### Source passage
* Start *

When I started this blog, I had two goals in mind. First, to provide insightful, well-written and (when possible) entertaining reviews and second, to help the vastly different members of this hobby make connections to better form a gaming community. To that end, I’m starting a new series of articles today titled Portrait of a Gamer, in which I will be interviewing a variety of different gamers to show the diversity in our community.
So, what better place to start off this series than in my local game store, The Game Preserve? I was lucky enough to land an interview with the manager of our local gaming boutique, one Wendi Ketchem. Wendi is the charming, community-minded manager of The Game Preserve and has been there, helping gamers in our local area since 2009. She took some time out of her busy schedule to sit down and have a conversation with me, the first half of which is below:
So how long would you say you have been a gamer?
I started playing board games with my Dad when I was six. We started with D&D; and the Dungeons and Dragons board game, then we went to The Dark Tower, Shogun, and Risk. Gaming in my family meant 12 hours. It wasn’t: “Oh, we’re going to sit down and play Monopoly.” It was more like: “We’re going to sit down and do this dungeon crawl for 12 hours.” When people come in and ask me for a game to play in 45 minutes, I’m like, “That isn’t even a game, why are you playing that?” It isn’t even worth my time to take it out of the box.
So would you say that your favorite genre of games is more towards the roleplaying and miniatures end of the spectrum?
My favorite genre is definitely either goofy and silly games or dungeon crawl games like Descent. Things like that. I’m not really into super-euro strat games or hardcore strategy games. I like to have fun when I’m gaming and be goofy and fun- like raiding a dungeon, killing a dragon- things like that.
When was the first time that you went to GenCon?

* End *

[Listing from a data collection]
* Start *

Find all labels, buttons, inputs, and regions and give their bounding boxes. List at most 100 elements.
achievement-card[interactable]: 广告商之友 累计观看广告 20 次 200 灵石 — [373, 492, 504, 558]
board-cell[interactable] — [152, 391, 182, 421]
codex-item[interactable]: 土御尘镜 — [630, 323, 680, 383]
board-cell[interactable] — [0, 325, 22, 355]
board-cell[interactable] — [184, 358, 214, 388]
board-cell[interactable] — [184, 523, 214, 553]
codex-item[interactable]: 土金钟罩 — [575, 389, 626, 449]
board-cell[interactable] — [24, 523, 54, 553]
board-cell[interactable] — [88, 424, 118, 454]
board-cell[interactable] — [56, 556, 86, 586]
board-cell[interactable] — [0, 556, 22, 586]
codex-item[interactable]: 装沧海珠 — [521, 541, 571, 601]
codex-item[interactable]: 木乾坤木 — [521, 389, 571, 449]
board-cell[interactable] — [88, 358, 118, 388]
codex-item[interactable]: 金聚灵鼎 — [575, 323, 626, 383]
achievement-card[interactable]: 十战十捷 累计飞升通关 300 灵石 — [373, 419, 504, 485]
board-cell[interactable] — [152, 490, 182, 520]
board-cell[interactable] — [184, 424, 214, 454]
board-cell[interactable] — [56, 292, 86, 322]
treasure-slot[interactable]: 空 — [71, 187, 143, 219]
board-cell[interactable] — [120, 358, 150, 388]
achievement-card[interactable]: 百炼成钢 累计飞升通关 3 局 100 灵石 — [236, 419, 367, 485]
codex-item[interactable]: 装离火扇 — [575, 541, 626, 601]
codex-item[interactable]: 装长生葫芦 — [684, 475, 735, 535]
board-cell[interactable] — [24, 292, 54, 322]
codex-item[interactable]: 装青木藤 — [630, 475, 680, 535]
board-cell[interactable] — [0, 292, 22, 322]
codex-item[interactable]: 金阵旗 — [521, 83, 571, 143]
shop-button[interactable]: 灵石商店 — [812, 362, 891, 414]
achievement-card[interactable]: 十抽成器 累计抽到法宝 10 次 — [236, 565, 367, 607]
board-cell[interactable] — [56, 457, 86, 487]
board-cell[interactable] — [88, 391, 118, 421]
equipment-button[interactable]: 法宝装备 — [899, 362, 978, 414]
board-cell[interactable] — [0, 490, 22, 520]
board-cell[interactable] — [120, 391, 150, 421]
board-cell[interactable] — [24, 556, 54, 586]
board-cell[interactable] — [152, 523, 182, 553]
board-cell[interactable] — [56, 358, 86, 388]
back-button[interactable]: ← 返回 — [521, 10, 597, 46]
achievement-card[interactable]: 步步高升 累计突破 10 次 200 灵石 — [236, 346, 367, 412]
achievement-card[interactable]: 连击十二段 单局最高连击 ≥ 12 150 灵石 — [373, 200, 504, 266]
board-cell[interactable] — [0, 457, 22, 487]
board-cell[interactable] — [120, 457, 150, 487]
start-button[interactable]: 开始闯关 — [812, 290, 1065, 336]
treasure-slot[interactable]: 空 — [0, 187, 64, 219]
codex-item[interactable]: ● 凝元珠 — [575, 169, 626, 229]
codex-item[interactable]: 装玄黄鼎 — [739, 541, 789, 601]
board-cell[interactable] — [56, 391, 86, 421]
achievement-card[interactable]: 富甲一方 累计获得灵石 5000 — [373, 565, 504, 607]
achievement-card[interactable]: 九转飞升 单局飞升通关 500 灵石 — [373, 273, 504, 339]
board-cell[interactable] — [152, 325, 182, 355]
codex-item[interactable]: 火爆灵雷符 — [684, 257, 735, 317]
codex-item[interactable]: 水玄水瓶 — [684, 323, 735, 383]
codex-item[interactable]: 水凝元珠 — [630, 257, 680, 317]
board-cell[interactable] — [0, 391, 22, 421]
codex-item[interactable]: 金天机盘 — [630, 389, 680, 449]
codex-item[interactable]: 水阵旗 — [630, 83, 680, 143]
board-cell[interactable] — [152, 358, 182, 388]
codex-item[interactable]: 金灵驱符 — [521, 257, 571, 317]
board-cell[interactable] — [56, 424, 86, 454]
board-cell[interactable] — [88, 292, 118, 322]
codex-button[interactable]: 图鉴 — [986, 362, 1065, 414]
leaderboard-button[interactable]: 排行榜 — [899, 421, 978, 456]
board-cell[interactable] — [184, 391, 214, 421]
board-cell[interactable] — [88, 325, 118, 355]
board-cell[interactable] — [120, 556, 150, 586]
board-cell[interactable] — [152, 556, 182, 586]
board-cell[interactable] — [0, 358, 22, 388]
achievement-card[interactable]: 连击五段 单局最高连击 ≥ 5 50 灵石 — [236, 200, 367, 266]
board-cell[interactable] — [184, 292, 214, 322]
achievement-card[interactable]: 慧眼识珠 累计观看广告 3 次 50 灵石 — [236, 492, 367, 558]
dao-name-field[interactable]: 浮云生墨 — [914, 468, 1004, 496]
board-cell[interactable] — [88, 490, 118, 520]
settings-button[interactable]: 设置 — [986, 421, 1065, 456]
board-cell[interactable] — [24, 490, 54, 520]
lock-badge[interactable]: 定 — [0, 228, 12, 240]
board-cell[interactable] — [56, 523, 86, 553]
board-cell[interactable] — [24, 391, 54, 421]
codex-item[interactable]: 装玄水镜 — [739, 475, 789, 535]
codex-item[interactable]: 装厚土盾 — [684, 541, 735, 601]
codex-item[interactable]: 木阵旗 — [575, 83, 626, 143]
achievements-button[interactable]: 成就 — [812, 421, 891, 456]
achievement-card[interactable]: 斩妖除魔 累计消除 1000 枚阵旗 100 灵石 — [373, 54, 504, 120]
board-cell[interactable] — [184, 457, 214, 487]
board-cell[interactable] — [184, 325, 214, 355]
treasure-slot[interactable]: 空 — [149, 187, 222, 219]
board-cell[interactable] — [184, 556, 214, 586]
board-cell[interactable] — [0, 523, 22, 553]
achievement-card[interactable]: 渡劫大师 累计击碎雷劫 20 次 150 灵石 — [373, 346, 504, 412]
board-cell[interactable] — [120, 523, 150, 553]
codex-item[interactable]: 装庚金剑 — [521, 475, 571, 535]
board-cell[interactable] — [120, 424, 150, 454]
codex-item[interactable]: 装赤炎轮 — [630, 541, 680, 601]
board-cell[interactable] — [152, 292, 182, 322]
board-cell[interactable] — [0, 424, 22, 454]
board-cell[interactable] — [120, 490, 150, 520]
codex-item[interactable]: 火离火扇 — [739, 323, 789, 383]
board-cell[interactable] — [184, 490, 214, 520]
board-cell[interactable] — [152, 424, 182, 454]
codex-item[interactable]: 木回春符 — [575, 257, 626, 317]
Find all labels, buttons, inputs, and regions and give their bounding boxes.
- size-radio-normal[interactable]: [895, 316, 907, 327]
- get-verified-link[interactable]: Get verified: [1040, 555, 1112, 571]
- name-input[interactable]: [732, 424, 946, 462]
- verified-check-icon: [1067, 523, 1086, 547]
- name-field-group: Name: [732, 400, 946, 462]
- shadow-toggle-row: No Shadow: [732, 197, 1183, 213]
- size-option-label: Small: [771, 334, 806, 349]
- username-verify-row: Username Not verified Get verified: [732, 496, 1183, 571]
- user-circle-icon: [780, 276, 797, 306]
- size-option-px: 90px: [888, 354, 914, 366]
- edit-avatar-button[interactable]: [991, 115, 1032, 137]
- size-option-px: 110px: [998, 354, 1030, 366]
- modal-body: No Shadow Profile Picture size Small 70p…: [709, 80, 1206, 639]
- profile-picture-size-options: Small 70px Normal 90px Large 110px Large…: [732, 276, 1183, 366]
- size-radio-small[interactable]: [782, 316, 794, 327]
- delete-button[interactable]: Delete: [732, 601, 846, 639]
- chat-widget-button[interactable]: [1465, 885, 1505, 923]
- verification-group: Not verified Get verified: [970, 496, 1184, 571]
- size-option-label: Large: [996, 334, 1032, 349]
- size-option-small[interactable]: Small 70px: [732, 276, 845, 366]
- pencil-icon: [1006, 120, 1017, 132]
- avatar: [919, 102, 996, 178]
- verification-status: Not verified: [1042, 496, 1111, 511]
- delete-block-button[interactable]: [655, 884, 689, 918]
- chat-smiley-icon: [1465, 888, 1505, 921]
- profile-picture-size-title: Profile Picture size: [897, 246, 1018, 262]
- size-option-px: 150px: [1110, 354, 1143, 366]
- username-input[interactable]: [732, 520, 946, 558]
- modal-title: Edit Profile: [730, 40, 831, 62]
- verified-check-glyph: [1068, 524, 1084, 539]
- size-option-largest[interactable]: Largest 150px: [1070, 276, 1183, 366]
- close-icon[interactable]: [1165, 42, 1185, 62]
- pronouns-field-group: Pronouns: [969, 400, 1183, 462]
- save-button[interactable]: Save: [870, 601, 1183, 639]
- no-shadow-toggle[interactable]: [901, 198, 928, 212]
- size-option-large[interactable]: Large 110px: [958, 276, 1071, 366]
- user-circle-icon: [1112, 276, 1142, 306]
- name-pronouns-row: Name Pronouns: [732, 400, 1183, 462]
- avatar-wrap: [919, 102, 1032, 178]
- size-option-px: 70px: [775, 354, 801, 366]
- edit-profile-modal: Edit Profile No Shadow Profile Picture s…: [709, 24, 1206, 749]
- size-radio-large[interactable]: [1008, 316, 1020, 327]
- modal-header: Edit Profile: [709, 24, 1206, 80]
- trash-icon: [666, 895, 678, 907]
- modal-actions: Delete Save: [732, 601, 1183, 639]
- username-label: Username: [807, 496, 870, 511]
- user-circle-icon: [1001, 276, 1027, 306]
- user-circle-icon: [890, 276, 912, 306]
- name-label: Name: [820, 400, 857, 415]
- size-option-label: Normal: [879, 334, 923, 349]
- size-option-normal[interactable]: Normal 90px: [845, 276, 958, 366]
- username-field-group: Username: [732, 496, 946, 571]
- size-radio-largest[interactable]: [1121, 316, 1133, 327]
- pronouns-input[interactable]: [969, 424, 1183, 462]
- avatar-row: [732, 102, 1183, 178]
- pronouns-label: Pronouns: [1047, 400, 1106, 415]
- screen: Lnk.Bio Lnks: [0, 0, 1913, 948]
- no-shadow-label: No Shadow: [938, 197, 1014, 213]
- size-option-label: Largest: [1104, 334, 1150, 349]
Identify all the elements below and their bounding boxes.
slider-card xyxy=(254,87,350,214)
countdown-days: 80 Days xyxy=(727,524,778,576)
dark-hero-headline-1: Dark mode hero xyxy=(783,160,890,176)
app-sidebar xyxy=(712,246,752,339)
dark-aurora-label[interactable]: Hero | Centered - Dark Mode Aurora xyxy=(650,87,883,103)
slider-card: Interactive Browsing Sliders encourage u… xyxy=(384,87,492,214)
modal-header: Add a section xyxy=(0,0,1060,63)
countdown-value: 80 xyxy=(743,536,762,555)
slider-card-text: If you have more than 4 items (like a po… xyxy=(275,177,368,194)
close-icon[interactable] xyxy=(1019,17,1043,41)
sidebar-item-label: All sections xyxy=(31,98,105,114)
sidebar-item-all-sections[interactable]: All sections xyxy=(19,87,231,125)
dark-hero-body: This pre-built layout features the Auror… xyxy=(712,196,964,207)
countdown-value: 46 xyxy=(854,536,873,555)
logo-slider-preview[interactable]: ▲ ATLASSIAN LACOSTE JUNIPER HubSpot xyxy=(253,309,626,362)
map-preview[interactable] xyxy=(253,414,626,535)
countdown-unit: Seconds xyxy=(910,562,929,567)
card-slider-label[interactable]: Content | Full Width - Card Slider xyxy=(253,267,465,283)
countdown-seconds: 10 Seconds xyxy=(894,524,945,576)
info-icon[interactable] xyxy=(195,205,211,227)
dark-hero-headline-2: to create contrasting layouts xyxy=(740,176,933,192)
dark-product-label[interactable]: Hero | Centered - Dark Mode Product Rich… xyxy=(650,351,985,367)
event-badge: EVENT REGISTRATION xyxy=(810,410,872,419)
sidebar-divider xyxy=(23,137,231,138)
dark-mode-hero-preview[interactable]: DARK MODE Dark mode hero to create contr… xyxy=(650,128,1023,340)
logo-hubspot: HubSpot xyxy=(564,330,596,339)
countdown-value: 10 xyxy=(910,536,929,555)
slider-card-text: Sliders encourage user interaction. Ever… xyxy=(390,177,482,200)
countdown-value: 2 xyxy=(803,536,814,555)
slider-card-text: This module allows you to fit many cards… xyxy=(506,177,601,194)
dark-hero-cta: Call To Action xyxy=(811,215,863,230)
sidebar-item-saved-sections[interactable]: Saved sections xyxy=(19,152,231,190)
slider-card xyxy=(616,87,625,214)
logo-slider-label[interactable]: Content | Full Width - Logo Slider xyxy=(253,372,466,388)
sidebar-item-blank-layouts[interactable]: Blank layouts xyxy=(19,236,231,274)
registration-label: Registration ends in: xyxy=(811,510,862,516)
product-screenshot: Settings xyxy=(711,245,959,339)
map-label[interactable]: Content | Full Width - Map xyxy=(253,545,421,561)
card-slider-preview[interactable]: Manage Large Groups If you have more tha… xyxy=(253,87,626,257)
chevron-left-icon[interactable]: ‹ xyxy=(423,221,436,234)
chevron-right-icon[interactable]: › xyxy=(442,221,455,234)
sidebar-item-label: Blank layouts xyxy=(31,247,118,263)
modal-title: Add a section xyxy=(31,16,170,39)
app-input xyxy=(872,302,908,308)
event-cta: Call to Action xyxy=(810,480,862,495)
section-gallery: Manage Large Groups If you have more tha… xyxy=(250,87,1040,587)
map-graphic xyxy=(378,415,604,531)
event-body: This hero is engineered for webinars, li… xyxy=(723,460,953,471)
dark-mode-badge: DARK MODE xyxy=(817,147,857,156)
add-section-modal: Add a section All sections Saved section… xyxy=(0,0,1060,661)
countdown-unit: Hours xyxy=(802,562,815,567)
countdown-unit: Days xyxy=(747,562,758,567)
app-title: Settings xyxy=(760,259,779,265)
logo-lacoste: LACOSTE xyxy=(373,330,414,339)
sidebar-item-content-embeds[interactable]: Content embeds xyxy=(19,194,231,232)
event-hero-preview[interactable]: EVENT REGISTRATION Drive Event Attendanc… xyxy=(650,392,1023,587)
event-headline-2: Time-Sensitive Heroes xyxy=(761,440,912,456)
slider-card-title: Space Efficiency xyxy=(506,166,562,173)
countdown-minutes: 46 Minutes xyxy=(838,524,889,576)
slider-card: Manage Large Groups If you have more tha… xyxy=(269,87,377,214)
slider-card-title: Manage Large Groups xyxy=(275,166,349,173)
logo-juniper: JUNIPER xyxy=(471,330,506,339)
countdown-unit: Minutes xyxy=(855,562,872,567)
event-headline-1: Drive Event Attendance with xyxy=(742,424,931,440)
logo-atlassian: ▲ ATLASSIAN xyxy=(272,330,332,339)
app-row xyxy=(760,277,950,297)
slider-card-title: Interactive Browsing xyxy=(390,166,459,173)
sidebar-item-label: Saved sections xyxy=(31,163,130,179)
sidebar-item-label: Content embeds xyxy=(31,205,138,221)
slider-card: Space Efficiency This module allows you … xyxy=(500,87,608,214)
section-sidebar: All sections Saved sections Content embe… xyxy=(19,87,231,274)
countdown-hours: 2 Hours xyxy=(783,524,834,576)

* End *

### Directions
1/ According to the gaming blog post, why is the author launching the Portrait of a Gamer series?
2/ Echo everything in the listing from its first line down to the line containing "board-cell[interactable] — [0, 325, 22, 355]", inclusive.

### Correct answers
1/ The author launches the series to show the diversity in the gaming community by interviewing a variety of different gamers. This serves the blog's second goal: helping the vastly different members of the hobby make connections to better form a gaming community.

2/
Find all labels, buttons, inputs, and regions and give their bounding boxes. List at most 100 elements.
achievement-card[interactable]: 广告商之友 累计观看广告 20 次 200 灵石 — [373, 492, 504, 558]
board-cell[interactable] — [152, 391, 182, 421]
codex-item[interactable]: 土御尘镜 — [630, 323, 680, 383]
board-cell[interactable] — [0, 325, 22, 355]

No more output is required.